§ Request: Extract each line of the material that follows exactly and omit its pictures.

§ Records for the exercise:

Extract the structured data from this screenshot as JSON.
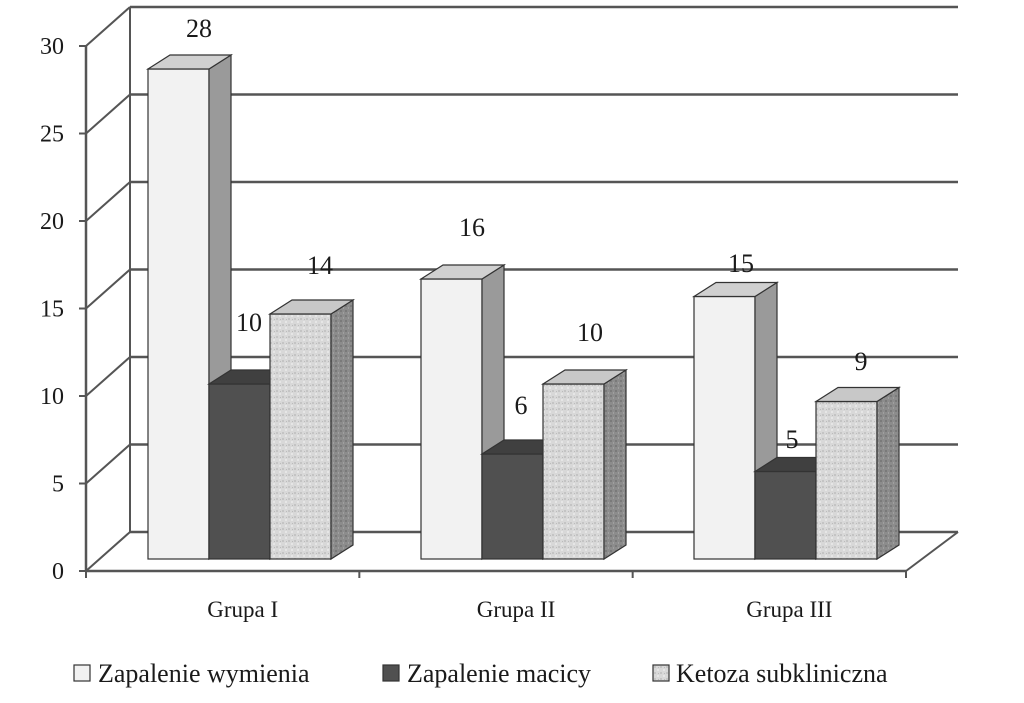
{
  "chart_data": {
    "type": "bar",
    "variant": "3d-clustered-column",
    "categories": [
      "Grupa I",
      "Grupa II",
      "Grupa III"
    ],
    "series": [
      {
        "name": "Zapalenie wymienia",
        "values": [
          28,
          16,
          15
        ],
        "front": "#f2f2f2",
        "side": "#9a9a9a",
        "top": "#d0d0d0"
      },
      {
        "name": "Zapalenie macicy",
        "values": [
          10,
          6,
          5
        ],
        "front": "#505050",
        "side": "#3a3a3a",
        "top": "#404040"
      },
      {
        "name": "Ketoza subkliniczna",
        "values": [
          14,
          10,
          9
        ],
        "front": "#d6d6d6",
        "side": "#8a8a8a",
        "top": "#c8c8c8"
      }
    ],
    "yticks": [
      0,
      5,
      10,
      15,
      20,
      25,
      30
    ],
    "ylim": [
      0,
      30
    ],
    "grid": true,
    "legend": "bottom",
    "data_labels": true,
    "gridline_color": "#555555"
  }
}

§ Result of this task:
Extract the structured data from this screenshot as JSON.
{
  "chart_data": {
    "type": "bar",
    "variant": "3d-clustered-column",
    "categories": [
      "Grupa I",
      "Grupa II",
      "Grupa III"
    ],
    "series": [
      {
        "name": "Zapalenie wymienia",
        "values": [
          28,
          16,
          15
        ],
        "front": "#f2f2f2",
        "side": "#9a9a9a",
        "top": "#d0d0d0"
      },
      {
        "name": "Zapalenie macicy",
        "values": [
          10,
          6,
          5
        ],
        "front": "#505050",
        "side": "#3a3a3a",
        "top": "#404040"
      },
      {
        "name": "Ketoza subkliniczna",
        "values": [
          14,
          10,
          9
        ],
        "front": "#d6d6d6",
        "side": "#8a8a8a",
        "top": "#c8c8c8"
      }
    ],
    "yticks": [
      0,
      5,
      10,
      15,
      20,
      25,
      30
    ],
    "ylim": [
      0,
      30
    ],
    "grid": true,
    "legend": "bottom",
    "data_labels": true,
    "gridline_color": "#555555"
  }
}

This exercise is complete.